Text:
▬▬▬▬▬▬
# [SOLVED] Outlook 2010 Reminder Issue



## k113r (Nov 7, 2010)

keep getting message for past reminders and cant dismiss it.
Shows: "Cannot turn off the reminder. You may be reminded again. The end date you entered occurs before the start date"
Please help


----------



## niccits (Nov 5, 2010)

*Re: Outlook 2010 Reminder Issue*

Option 1 - If you can't delete the reminder entry because you need the record, ensure the End Date is after the Start Date, amend if necessary and Save. Option 2 - Is it a 'recurrent' reminder? If so, click the reminder entry, click 'Open this series', click 'Remove recurrence', click 'Save & Close'. Option 3 - Check that it's not an 'Alert'. Go to the 'File' tab, 'Info' button, 'Manage Rules & Alerts' button, 'Manage Alerts' tab.
▬▬▬▬▬▬
Material provided:

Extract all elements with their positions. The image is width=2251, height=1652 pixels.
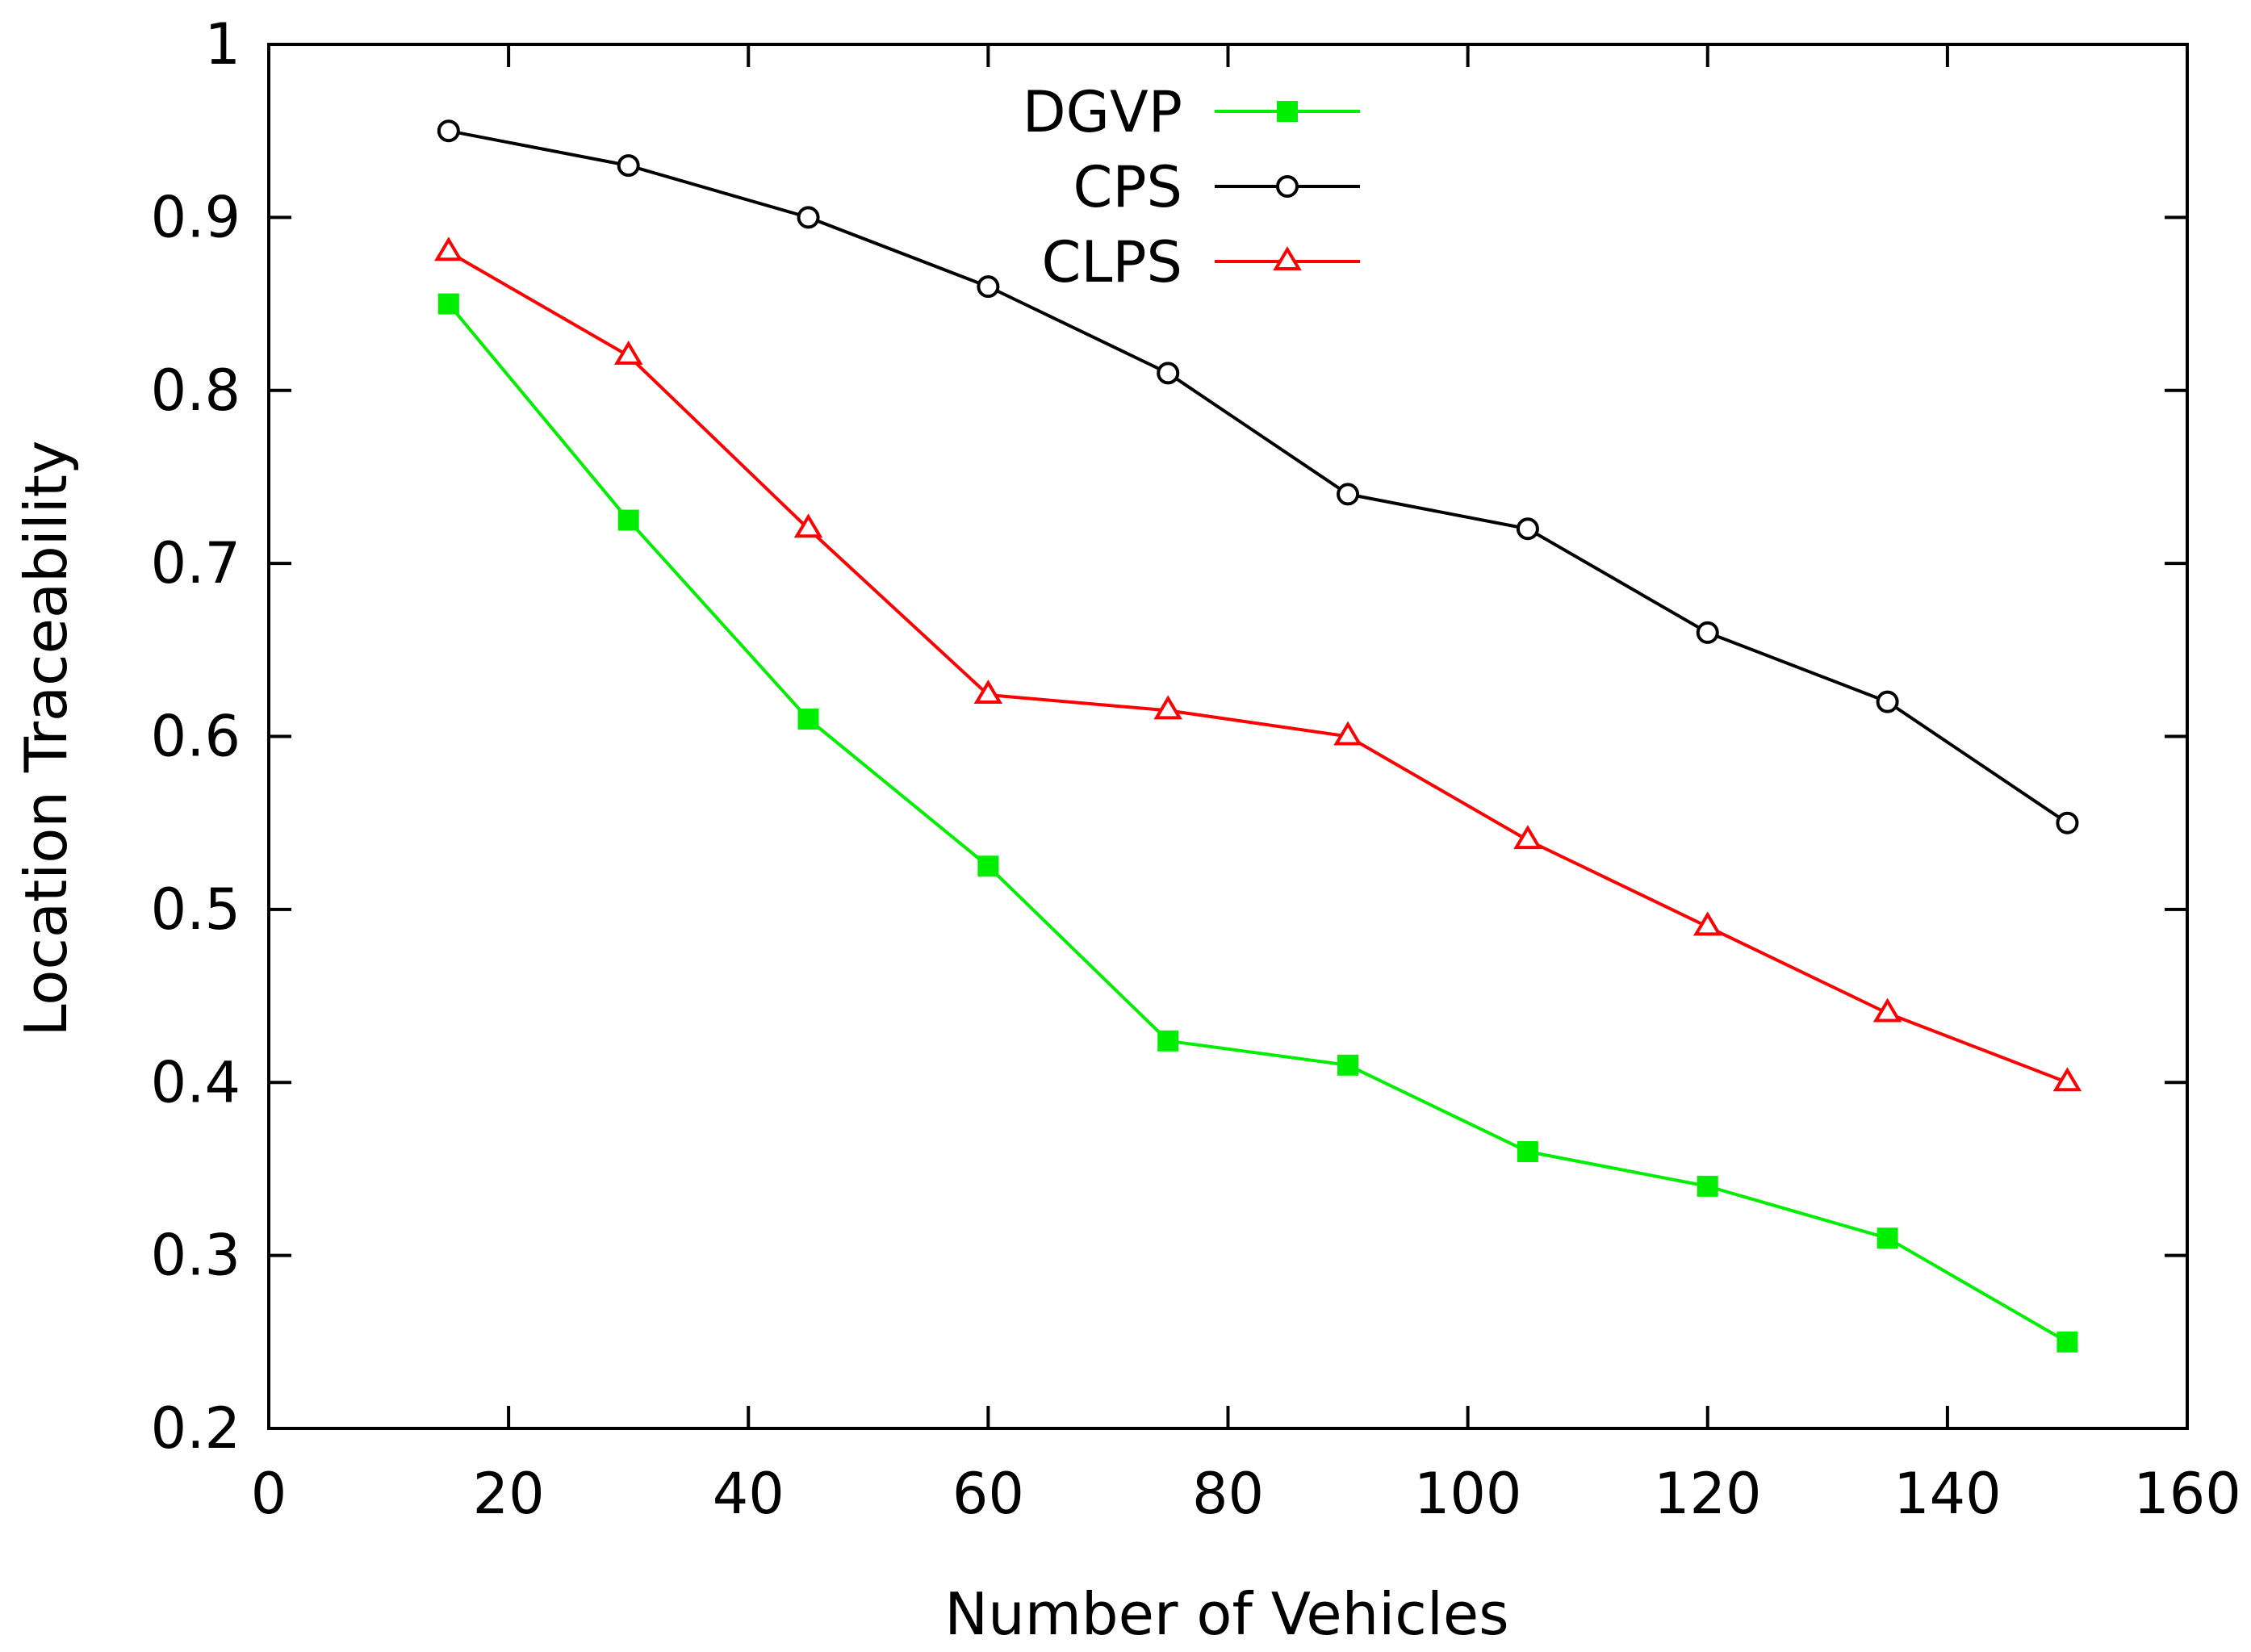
▬▬▬▬▬▬
Task instructions:
1. In the Outlook reminder thread, what should you click right after "Open this series" to handle a recurring reminder?
2. Transcribe the Outlook reminder thread word for word, starting at "## niccits (Nov" and ending at "button, 'Manage Alerts' tab.".
3. Write the next part of the Outlook reminder thread, picking up right after its last sentence.
The data above comes from a separate source, not from the thread.

Outputs by task:
1. "Remove recurrence"

2.
## niccits (Nov 5, 2010)

*Re: Outlook 2010 Reminder Issue*

Option 1 - If you can't delete the reminder entry because you need the record, ensure the End Date is after the Start Date, amend if necessary and Save. Option 2 - Is it a 'recurrent' reminder? If so, click the reminder entry, click 'Open this series', click 'Remove recurrence', click 'Save & Close'. Option 3 - Check that it's not an 'Alert'. Go to the 'File' tab, 'Info' button, 'Manage Rules & Alerts' button, 'Manage Alerts' tab.

3.
Hope this helps.


----------



## k113r (Nov 7, 2010)

*Re: Outlook 2010 Reminder Issue*

Thanks "niccits" but none of the option worked for me. 
But I did figure it out.

Solution: First close outlook and wait 30 sec. Then open access and locate outlook file from program files and open the the databse and delete the reminder entry from the DB table.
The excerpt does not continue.